-- Work to be completed --
Please reproduce all of the data below, changing every "Mutual savings bank" to "Regional savings bank" and leaving everything else untouched.

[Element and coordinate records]
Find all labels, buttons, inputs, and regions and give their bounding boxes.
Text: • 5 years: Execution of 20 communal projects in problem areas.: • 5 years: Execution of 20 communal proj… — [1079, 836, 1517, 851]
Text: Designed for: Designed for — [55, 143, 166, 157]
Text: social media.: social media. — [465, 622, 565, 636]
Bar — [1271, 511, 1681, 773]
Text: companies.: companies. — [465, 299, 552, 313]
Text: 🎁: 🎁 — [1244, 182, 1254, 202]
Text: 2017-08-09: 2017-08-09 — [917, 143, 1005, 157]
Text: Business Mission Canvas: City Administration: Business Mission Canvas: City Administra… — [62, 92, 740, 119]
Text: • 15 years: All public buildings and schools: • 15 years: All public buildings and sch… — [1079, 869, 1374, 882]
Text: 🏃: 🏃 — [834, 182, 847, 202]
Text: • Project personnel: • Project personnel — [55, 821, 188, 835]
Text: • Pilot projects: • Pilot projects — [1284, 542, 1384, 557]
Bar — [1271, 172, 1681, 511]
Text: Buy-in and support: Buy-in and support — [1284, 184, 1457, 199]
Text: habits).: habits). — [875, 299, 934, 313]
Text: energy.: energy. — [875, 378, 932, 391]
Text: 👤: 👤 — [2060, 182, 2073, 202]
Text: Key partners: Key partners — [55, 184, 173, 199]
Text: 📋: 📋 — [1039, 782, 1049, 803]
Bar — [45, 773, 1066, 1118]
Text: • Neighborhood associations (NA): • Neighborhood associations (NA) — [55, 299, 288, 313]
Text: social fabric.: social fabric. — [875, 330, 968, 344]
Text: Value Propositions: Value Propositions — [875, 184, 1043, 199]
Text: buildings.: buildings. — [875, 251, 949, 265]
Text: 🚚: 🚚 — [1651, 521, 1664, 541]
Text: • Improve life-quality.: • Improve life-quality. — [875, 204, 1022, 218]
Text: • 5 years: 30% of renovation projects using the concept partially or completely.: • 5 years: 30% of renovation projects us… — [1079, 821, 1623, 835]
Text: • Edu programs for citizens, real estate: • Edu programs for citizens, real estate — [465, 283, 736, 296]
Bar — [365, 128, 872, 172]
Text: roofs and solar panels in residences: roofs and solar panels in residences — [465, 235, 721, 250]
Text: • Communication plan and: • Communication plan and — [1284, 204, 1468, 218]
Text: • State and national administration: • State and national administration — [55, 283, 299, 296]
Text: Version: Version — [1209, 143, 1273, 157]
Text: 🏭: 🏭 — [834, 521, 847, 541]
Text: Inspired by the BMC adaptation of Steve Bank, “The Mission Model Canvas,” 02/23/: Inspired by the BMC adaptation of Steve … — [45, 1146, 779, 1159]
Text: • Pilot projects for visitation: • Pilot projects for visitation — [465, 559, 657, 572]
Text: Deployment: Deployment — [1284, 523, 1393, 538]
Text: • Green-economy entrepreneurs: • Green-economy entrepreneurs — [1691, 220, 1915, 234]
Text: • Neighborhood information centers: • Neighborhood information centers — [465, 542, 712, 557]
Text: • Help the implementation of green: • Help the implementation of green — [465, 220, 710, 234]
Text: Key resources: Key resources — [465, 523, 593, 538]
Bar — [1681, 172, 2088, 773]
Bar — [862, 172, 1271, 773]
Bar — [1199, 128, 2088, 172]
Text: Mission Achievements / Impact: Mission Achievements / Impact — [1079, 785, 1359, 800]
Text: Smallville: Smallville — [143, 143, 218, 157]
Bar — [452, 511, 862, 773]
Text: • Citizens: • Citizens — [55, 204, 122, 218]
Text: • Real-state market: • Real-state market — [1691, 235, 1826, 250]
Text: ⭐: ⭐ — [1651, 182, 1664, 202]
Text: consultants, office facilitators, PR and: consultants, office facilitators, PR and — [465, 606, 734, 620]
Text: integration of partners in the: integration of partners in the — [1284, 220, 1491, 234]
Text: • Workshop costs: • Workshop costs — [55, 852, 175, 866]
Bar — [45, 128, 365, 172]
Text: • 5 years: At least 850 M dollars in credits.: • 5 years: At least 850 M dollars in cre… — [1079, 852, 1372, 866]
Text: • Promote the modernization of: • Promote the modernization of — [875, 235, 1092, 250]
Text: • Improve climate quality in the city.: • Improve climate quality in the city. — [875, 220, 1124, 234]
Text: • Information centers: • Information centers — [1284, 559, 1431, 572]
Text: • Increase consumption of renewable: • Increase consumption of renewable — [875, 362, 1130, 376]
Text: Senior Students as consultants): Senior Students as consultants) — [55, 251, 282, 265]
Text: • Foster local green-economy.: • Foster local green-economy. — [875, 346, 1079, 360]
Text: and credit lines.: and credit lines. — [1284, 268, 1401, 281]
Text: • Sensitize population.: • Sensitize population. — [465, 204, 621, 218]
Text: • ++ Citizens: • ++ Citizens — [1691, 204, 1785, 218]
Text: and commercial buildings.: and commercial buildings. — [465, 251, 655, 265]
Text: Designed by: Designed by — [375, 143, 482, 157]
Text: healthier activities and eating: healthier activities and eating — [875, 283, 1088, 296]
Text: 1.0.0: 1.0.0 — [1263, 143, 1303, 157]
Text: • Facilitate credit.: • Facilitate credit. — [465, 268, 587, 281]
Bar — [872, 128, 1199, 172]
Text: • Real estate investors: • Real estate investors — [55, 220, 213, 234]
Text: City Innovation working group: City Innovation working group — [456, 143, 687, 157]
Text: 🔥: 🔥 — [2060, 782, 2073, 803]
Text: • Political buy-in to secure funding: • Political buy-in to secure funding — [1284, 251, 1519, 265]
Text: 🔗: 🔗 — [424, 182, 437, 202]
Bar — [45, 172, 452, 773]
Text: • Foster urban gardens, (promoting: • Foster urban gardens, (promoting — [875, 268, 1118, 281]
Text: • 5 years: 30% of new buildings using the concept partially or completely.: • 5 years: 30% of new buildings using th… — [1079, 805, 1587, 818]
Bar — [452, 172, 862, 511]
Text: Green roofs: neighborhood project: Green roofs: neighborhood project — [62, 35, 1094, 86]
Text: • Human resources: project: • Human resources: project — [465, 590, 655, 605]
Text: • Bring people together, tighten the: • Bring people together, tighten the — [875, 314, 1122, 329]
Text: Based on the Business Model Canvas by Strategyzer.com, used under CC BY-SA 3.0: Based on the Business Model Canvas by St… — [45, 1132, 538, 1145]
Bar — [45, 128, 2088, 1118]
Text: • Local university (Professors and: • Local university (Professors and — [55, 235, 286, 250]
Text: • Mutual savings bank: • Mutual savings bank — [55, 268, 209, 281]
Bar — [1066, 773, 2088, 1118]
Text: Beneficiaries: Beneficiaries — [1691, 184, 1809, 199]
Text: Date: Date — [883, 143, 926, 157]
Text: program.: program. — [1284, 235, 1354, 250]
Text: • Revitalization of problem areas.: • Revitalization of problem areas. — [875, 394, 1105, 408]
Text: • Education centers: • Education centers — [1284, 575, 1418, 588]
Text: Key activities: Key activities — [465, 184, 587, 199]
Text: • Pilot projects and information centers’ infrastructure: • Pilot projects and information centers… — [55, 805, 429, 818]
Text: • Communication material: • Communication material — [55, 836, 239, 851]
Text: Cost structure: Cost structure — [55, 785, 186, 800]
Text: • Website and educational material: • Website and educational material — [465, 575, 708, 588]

-- Response to the exercise --
Find all labels, buttons, inputs, and regions and give their bounding boxes.
Text: • 5 years: Execution of 20 communal projects in problem areas.: • 5 years: Execution of 20 communal proj… — [1079, 836, 1517, 851]
Text: Designed for: Designed for — [55, 143, 166, 157]
Text: social media.: social media. — [465, 622, 565, 636]
Bar — [1271, 511, 1681, 773]
Text: companies.: companies. — [465, 299, 552, 313]
Text: 🎁: 🎁 — [1244, 182, 1254, 202]
Text: 2017-08-09: 2017-08-09 — [917, 143, 1005, 157]
Text: Business Mission Canvas: City Administration: Business Mission Canvas: City Administra… — [62, 92, 740, 119]
Text: • 15 years: All public buildings and schools: • 15 years: All public buildings and sch… — [1079, 869, 1374, 882]
Text: 🏃: 🏃 — [834, 182, 847, 202]
Text: • Project personnel: • Project personnel — [55, 821, 188, 835]
Text: • Pilot projects: • Pilot projects — [1284, 542, 1384, 557]
Bar — [1271, 172, 1681, 511]
Text: Buy-in and support: Buy-in and support — [1284, 184, 1457, 199]
Text: habits).: habits). — [875, 299, 934, 313]
Text: energy.: energy. — [875, 378, 932, 391]
Text: 👤: 👤 — [2060, 182, 2073, 202]
Text: Key partners: Key partners — [55, 184, 173, 199]
Text: 📋: 📋 — [1039, 782, 1049, 803]
Bar — [45, 773, 1066, 1118]
Text: • Neighborhood associations (NA): • Neighborhood associations (NA) — [55, 299, 288, 313]
Text: social fabric.: social fabric. — [875, 330, 968, 344]
Text: Value Propositions: Value Propositions — [875, 184, 1043, 199]
Text: buildings.: buildings. — [875, 251, 949, 265]
Text: 🚚: 🚚 — [1651, 521, 1664, 541]
Text: • Improve life-quality.: • Improve life-quality. — [875, 204, 1022, 218]
Text: • 5 years: 30% of renovation projects using the concept partially or completely.: • 5 years: 30% of renovation projects us… — [1079, 821, 1623, 835]
Text: • Edu programs for citizens, real estate: • Edu programs for citizens, real estate — [465, 283, 736, 296]
Bar — [365, 128, 872, 172]
Text: roofs and solar panels in residences: roofs and solar panels in residences — [465, 235, 721, 250]
Text: • Communication plan and: • Communication plan and — [1284, 204, 1468, 218]
Text: • State and national administration: • State and national administration — [55, 283, 299, 296]
Text: Version: Version — [1209, 143, 1273, 157]
Text: 🏭: 🏭 — [834, 521, 847, 541]
Text: Inspired by the BMC adaptation of Steve Bank, “The Mission Model Canvas,” 02/23/: Inspired by the BMC adaptation of Steve … — [45, 1146, 779, 1159]
Text: • Pilot projects for visitation: • Pilot projects for visitation — [465, 559, 657, 572]
Text: Deployment: Deployment — [1284, 523, 1393, 538]
Text: • Green-economy entrepreneurs: • Green-economy entrepreneurs — [1691, 220, 1915, 234]
Text: • Neighborhood information centers: • Neighborhood information centers — [465, 542, 712, 557]
Text: • Help the implementation of green: • Help the implementation of green — [465, 220, 710, 234]
Text: Key resources: Key resources — [465, 523, 593, 538]
Bar — [1681, 172, 2088, 773]
Bar — [862, 172, 1271, 773]
Bar — [1199, 128, 2088, 172]
Text: Mission Achievements / Impact: Mission Achievements / Impact — [1079, 785, 1359, 800]
Text: Smallville: Smallville — [143, 143, 218, 157]
Bar — [452, 511, 862, 773]
Text: • Citizens: • Citizens — [55, 204, 122, 218]
Text: • Real-state market: • Real-state market — [1691, 235, 1826, 250]
Text: ⭐: ⭐ — [1651, 182, 1664, 202]
Text: consultants, office facilitators, PR and: consultants, office facilitators, PR and — [465, 606, 734, 620]
Text: integration of partners in the: integration of partners in the — [1284, 220, 1491, 234]
Text: • Workshop costs: • Workshop costs — [55, 852, 175, 866]
Bar — [45, 128, 365, 172]
Text: • 5 years: At least 850 M dollars in credits.: • 5 years: At least 850 M dollars in cre… — [1079, 852, 1372, 866]
Text: • Promote the modernization of: • Promote the modernization of — [875, 235, 1092, 250]
Text: • Improve climate quality in the city.: • Improve climate quality in the city. — [875, 220, 1124, 234]
Text: • Information centers: • Information centers — [1284, 559, 1431, 572]
Text: • Increase consumption of renewable: • Increase consumption of renewable — [875, 362, 1130, 376]
Text: Senior Students as consultants): Senior Students as consultants) — [55, 251, 282, 265]
Text: • Foster local green-economy.: • Foster local green-economy. — [875, 346, 1079, 360]
Text: and credit lines.: and credit lines. — [1284, 268, 1401, 281]
Text: • Sensitize population.: • Sensitize population. — [465, 204, 621, 218]
Text: • ++ Citizens: • ++ Citizens — [1691, 204, 1785, 218]
Text: and commercial buildings.: and commercial buildings. — [465, 251, 655, 265]
Text: Designed by: Designed by — [375, 143, 482, 157]
Text: healthier activities and eating: healthier activities and eating — [875, 283, 1088, 296]
Text: 1.0.0: 1.0.0 — [1263, 143, 1303, 157]
Text: • Facilitate credit.: • Facilitate credit. — [465, 268, 587, 281]
Bar — [872, 128, 1199, 172]
Text: • Real estate investors: • Real estate investors — [55, 220, 213, 234]
Text: City Innovation working group: City Innovation working group — [456, 143, 687, 157]
Text: 🔥: 🔥 — [2060, 782, 2073, 803]
Text: • Political buy-in to secure funding: • Political buy-in to secure funding — [1284, 251, 1519, 265]
Text: 🔗: 🔗 — [424, 182, 437, 202]
Bar — [45, 172, 452, 773]
Text: • Foster urban gardens, (promoting: • Foster urban gardens, (promoting — [875, 268, 1118, 281]
Text: • 5 years: 30% of new buildings using the concept partially or completely.: • 5 years: 30% of new buildings using th… — [1079, 805, 1587, 818]
Bar — [452, 172, 862, 511]
Text: Green roofs: neighborhood project: Green roofs: neighborhood project — [62, 35, 1094, 86]
Text: • Human resources: project: • Human resources: project — [465, 590, 655, 605]
Text: • Bring people together, tighten the: • Bring people together, tighten the — [875, 314, 1122, 329]
Text: Based on the Business Model Canvas by Strategyzer.com, used under CC BY-SA 3.0: Based on the Business Model Canvas by St… — [45, 1132, 538, 1145]
Bar — [45, 128, 2088, 1118]
Text: • Local university (Professors and: • Local university (Professors and — [55, 235, 286, 250]
Text: • Regional savings bank: • Regional savings bank — [55, 268, 209, 281]
Bar — [1066, 773, 2088, 1118]
Text: Beneficiaries: Beneficiaries — [1691, 184, 1809, 199]
Text: Date: Date — [883, 143, 926, 157]
Text: program.: program. — [1284, 235, 1354, 250]
Text: • Revitalization of problem areas.: • Revitalization of problem areas. — [875, 394, 1105, 408]
Text: • Education centers: • Education centers — [1284, 575, 1418, 588]
Text: Key activities: Key activities — [465, 184, 587, 199]
Text: • Pilot projects and information centers’ infrastructure: • Pilot projects and information centers… — [55, 805, 429, 818]
Text: • Communication material: • Communication material — [55, 836, 239, 851]
Text: Cost structure: Cost structure — [55, 785, 186, 800]
Text: • Website and educational material: • Website and educational material — [465, 575, 708, 588]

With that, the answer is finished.